Source records ::
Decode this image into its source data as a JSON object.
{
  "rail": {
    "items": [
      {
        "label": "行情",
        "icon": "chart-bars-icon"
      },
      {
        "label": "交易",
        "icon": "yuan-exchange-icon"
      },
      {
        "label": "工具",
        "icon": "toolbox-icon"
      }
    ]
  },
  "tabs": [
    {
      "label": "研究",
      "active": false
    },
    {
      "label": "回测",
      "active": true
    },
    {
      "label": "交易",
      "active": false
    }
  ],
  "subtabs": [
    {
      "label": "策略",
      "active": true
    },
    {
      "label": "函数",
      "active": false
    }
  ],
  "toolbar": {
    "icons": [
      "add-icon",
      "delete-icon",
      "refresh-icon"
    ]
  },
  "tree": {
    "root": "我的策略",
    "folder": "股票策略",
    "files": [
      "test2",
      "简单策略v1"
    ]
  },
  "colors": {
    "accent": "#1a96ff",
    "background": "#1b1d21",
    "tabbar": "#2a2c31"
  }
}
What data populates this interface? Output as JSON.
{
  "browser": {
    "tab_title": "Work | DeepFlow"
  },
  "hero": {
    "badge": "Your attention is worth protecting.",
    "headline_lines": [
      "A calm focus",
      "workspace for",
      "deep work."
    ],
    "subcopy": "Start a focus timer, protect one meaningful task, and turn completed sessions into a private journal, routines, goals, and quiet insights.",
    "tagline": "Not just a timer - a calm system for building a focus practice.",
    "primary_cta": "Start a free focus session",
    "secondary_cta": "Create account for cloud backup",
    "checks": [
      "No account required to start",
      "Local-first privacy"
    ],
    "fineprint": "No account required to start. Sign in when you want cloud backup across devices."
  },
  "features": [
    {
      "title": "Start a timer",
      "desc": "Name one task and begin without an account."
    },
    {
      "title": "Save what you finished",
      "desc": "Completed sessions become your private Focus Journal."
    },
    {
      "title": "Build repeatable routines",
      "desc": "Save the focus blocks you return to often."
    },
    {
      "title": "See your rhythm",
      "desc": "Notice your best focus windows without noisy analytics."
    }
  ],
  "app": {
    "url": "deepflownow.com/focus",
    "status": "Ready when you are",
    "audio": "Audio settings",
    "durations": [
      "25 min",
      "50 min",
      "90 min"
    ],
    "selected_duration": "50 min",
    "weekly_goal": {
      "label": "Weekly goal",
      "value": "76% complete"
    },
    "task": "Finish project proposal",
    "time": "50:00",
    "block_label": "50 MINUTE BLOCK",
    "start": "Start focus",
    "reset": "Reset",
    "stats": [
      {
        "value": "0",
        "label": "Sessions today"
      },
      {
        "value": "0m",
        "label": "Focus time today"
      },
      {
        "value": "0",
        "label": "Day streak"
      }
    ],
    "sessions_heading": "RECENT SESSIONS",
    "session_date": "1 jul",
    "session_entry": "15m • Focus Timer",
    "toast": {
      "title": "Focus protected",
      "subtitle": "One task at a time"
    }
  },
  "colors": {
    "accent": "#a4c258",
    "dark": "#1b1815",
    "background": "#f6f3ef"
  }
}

TO BE DONE :: State how many lines of the records above contain the word "desc", and give only that number.

OUTPUT BELOW :: 4